__EXERCISE DETAILS__. Gather each line containing the string "JSON" from these entries.

Stored data:
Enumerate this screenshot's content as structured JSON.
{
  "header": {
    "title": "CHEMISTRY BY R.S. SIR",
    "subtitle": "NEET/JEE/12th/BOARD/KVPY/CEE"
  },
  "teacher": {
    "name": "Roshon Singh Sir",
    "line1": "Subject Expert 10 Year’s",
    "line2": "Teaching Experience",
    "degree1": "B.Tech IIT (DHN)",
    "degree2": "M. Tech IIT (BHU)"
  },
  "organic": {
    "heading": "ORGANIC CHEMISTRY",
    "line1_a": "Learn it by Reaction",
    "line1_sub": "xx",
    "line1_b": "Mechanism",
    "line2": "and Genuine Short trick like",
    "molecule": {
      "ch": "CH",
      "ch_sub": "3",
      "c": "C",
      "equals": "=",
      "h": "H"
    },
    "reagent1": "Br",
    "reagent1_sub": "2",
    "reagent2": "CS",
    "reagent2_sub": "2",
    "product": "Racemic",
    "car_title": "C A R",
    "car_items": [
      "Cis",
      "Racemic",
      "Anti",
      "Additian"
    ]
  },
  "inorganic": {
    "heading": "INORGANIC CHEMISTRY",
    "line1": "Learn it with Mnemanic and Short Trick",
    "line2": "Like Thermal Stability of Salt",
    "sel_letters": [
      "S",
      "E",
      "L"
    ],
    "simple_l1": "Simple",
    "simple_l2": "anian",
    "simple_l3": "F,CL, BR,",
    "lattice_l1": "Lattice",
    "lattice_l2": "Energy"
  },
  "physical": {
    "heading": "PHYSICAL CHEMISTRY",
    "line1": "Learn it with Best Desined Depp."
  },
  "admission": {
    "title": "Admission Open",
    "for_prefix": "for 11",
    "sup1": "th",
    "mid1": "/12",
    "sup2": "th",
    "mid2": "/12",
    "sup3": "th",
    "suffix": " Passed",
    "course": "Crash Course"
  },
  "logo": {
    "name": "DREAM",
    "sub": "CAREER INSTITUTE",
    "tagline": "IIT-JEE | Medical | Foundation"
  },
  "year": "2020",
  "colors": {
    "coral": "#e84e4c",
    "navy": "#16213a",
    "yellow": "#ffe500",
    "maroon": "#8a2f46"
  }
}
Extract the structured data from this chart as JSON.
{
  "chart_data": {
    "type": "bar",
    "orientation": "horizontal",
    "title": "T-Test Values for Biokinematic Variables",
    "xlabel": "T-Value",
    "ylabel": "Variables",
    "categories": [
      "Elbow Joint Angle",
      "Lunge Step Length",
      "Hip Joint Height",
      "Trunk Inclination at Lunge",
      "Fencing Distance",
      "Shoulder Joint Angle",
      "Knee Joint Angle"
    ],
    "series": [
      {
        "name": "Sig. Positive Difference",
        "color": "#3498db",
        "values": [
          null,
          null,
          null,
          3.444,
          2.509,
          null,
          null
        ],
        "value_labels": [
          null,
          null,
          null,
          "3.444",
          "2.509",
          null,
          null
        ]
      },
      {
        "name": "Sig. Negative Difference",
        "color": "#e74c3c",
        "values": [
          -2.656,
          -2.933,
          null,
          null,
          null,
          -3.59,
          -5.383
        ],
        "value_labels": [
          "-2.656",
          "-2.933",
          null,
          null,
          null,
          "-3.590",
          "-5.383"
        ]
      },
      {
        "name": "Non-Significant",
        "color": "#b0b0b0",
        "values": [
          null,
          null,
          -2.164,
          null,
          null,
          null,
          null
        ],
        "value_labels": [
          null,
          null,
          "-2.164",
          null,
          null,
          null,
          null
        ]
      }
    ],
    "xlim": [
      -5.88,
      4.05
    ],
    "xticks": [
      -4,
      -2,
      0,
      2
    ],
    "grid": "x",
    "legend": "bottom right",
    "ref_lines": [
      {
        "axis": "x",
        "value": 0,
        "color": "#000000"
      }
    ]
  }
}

__PROBLEM SOLUTION__.
Enumerate this screenshot's content as structured JSON.
Extract the structured data from this chart as JSON.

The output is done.